> [Records for this exercise]
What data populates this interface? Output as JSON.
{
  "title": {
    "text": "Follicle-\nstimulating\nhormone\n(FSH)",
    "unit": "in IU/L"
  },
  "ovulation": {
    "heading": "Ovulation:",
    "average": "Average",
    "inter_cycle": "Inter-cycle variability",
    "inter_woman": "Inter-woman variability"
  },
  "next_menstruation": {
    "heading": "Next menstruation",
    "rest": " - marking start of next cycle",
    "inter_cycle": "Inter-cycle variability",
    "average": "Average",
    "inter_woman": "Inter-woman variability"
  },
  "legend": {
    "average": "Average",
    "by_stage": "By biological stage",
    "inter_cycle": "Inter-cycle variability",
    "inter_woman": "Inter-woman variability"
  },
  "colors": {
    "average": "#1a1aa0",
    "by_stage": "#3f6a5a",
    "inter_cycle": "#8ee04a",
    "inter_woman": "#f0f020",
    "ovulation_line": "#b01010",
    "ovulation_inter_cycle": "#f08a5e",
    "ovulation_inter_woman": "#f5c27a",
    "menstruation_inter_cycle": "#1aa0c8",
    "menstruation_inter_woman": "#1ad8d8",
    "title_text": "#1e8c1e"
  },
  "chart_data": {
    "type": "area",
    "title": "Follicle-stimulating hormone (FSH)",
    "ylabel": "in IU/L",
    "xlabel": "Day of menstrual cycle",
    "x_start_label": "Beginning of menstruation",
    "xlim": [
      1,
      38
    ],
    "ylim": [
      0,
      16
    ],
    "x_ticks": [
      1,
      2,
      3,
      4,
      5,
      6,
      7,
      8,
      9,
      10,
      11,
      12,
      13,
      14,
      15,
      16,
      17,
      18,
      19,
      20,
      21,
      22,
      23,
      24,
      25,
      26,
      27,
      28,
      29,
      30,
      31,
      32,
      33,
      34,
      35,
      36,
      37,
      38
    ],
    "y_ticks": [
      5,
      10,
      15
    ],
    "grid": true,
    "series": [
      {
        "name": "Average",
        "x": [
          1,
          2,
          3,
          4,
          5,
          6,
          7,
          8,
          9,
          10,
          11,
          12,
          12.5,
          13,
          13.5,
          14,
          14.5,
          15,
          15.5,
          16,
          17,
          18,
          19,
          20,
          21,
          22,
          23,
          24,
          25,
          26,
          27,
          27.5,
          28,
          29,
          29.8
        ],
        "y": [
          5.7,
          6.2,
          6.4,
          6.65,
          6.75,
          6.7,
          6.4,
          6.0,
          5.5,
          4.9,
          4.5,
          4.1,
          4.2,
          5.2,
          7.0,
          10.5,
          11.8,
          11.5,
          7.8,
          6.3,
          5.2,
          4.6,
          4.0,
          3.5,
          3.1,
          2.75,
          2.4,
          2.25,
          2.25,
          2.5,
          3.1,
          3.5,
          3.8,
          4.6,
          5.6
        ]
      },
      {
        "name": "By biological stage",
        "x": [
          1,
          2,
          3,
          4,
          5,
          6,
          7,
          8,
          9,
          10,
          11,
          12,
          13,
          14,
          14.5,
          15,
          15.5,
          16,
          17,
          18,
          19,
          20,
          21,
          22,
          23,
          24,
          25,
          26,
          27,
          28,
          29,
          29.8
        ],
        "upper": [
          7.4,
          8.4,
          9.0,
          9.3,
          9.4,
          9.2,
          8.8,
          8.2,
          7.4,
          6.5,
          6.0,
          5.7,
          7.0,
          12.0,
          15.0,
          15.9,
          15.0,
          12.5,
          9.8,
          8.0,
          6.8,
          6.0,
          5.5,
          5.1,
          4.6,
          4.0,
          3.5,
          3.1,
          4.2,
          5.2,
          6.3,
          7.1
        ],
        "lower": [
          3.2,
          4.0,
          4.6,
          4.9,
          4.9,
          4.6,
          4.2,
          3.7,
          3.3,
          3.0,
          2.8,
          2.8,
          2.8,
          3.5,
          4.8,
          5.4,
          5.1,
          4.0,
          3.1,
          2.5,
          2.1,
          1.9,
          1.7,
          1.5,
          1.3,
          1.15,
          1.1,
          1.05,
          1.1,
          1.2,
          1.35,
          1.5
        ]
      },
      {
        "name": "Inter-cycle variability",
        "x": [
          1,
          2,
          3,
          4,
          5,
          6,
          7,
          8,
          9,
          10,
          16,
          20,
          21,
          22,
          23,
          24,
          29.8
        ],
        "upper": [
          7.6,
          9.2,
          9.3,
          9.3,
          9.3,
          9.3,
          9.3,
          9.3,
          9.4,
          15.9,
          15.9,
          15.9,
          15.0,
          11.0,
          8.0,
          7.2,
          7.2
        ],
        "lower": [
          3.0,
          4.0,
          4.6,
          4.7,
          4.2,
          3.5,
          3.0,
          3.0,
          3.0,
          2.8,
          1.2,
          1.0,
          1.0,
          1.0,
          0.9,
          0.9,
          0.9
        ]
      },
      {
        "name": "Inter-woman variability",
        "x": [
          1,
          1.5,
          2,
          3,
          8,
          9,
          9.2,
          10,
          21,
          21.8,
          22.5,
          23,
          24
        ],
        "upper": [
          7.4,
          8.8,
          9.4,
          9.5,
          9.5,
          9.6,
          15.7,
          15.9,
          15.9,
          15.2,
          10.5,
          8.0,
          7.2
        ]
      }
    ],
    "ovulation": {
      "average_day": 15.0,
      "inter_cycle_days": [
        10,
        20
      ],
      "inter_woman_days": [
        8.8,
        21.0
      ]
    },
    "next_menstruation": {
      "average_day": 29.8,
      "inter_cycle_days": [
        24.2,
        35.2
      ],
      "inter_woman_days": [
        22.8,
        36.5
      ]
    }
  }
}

> [Requirement] Show each line in the entries that holds the string "heading".

> [Output for this exercise]
    "heading": "Ovulation:",
    "heading": "Next menstruation",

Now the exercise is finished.